▶ [WORK TO BE COMPLETED] Give the number of lines holding the string "glitch" and nothing more.

▶ [PROVIDED ENTRIES]

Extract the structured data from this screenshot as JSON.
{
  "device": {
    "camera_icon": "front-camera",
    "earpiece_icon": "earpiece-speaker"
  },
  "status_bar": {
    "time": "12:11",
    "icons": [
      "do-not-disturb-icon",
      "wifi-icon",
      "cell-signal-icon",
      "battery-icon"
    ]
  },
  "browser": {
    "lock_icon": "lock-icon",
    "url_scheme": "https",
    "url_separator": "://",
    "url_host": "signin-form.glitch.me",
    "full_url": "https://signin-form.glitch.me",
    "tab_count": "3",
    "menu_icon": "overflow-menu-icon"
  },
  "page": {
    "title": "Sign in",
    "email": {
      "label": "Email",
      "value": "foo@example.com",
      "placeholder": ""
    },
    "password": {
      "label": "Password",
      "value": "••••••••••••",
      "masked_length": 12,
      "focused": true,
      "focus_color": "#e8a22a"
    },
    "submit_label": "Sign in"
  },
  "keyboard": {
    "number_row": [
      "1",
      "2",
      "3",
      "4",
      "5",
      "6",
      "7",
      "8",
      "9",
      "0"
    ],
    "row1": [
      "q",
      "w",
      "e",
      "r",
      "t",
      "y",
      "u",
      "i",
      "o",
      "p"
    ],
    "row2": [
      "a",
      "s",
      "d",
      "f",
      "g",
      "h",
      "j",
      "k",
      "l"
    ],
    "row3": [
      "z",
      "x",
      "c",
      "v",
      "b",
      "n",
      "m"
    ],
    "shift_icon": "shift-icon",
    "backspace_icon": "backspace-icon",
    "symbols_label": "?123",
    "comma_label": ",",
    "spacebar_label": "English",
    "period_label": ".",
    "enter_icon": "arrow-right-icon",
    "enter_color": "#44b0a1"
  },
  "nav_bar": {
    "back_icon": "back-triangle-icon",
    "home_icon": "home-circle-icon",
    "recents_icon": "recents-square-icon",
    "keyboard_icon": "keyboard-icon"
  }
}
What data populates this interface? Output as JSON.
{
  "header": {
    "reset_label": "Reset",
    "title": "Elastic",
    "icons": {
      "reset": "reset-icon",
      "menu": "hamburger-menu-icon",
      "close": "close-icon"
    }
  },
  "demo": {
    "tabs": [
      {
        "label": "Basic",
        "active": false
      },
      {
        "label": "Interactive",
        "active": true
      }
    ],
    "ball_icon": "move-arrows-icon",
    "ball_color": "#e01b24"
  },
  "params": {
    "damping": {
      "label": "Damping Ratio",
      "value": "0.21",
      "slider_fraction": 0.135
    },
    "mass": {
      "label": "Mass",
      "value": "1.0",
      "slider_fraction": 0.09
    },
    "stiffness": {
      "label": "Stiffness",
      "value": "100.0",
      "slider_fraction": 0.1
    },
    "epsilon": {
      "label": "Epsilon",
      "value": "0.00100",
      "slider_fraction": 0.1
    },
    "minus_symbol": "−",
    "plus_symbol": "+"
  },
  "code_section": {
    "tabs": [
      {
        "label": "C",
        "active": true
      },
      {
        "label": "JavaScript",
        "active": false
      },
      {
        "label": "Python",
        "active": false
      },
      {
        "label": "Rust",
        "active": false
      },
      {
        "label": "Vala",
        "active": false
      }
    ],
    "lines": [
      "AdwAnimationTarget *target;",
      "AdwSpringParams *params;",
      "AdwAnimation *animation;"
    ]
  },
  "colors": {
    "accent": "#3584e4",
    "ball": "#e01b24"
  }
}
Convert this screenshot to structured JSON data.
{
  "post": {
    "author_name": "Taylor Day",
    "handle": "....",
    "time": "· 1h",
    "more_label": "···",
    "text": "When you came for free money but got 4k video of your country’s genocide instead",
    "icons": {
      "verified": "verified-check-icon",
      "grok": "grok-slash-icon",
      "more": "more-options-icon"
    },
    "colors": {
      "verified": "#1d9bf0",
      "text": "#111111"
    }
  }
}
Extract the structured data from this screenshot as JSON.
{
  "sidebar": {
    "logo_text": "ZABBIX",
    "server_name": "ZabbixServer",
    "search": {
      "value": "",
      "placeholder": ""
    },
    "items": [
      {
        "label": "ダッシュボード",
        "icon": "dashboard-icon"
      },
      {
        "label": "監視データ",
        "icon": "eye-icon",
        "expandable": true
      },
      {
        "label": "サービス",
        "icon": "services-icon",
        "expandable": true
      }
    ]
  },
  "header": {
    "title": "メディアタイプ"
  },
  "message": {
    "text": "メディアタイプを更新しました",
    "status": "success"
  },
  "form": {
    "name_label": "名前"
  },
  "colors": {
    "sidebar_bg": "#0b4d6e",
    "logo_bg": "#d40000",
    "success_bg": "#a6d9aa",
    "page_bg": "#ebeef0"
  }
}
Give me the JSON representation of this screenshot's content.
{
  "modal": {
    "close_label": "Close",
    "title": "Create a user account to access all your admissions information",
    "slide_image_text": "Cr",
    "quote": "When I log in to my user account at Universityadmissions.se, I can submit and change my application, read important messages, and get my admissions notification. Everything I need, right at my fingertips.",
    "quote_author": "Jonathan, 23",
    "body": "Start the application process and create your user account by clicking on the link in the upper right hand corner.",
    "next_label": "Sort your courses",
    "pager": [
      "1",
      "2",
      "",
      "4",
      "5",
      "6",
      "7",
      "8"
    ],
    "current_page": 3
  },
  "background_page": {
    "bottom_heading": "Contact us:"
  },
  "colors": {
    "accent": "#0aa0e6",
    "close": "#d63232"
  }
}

▶ [SOLUTION BELOW] 2